- Exercise
Output, with no changes, the span of lines that opens with the line containing "Give me the" and closes with the last line.

** Begin Dataset rows **

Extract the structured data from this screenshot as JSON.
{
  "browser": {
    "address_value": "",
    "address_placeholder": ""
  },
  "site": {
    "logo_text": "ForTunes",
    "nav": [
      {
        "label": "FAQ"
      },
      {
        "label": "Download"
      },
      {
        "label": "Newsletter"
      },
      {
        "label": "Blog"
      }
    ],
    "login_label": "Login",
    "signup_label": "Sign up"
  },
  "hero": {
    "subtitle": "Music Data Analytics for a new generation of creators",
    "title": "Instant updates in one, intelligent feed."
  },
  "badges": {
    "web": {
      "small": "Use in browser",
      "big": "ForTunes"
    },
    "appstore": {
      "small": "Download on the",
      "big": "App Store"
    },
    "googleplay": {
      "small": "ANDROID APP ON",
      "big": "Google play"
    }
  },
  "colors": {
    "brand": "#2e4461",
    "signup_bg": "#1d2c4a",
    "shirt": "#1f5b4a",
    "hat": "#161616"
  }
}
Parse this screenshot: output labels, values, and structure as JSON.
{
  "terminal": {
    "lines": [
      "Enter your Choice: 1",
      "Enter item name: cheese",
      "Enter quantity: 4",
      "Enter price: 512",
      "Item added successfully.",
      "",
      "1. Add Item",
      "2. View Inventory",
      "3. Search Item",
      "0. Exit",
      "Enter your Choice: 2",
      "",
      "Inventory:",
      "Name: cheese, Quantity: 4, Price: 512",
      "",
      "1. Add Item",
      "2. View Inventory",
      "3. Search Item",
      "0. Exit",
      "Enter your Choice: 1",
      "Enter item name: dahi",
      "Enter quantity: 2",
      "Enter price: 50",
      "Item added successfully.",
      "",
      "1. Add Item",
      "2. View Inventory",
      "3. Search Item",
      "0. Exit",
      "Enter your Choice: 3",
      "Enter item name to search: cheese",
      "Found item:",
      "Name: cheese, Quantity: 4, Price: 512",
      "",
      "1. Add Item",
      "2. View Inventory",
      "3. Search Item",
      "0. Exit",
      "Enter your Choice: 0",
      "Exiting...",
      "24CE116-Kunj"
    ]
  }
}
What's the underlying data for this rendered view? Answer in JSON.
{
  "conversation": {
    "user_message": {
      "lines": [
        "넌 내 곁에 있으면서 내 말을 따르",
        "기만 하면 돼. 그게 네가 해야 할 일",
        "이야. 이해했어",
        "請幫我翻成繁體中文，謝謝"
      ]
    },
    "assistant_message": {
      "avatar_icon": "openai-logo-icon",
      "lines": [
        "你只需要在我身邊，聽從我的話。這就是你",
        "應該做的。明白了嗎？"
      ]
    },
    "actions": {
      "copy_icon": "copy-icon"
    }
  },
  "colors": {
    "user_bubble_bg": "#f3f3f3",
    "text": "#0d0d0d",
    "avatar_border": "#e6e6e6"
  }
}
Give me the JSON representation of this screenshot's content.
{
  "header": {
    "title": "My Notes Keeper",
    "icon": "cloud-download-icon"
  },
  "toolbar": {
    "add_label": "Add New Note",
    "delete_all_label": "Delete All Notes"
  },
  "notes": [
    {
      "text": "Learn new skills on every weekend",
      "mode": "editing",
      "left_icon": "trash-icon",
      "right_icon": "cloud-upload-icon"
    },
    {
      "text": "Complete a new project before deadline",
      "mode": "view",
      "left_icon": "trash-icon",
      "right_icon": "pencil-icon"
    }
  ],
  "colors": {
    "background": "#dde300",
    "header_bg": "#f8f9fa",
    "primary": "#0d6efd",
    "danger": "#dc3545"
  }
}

** End Dataset rows **

- Task response
Give me the JSON representation of this screenshot's content.
{
  "header": {
    "title": "My Notes Keeper",
    "icon": "cloud-download-icon"
  },
  "toolbar": {
    "add_label": "Add New Note",
    "delete_all_label": "Delete All Notes"
  },
  "notes": [
    {
      "text": "Learn new skills on every weekend",
      "mode": "editing",
      "left_icon": "trash-icon",
      "right_icon": "cloud-upload-icon"
    },
    {
      "text": "Complete a new project before deadline",
      "mode": "view",
      "left_icon": "trash-icon",
      "right_icon": "pencil-icon"
    }
  ],
  "colors": {
    "background": "#dde300",
    "header_bg": "#f8f9fa",
    "primary": "#0d6efd",
    "danger": "#dc3545"
  }
}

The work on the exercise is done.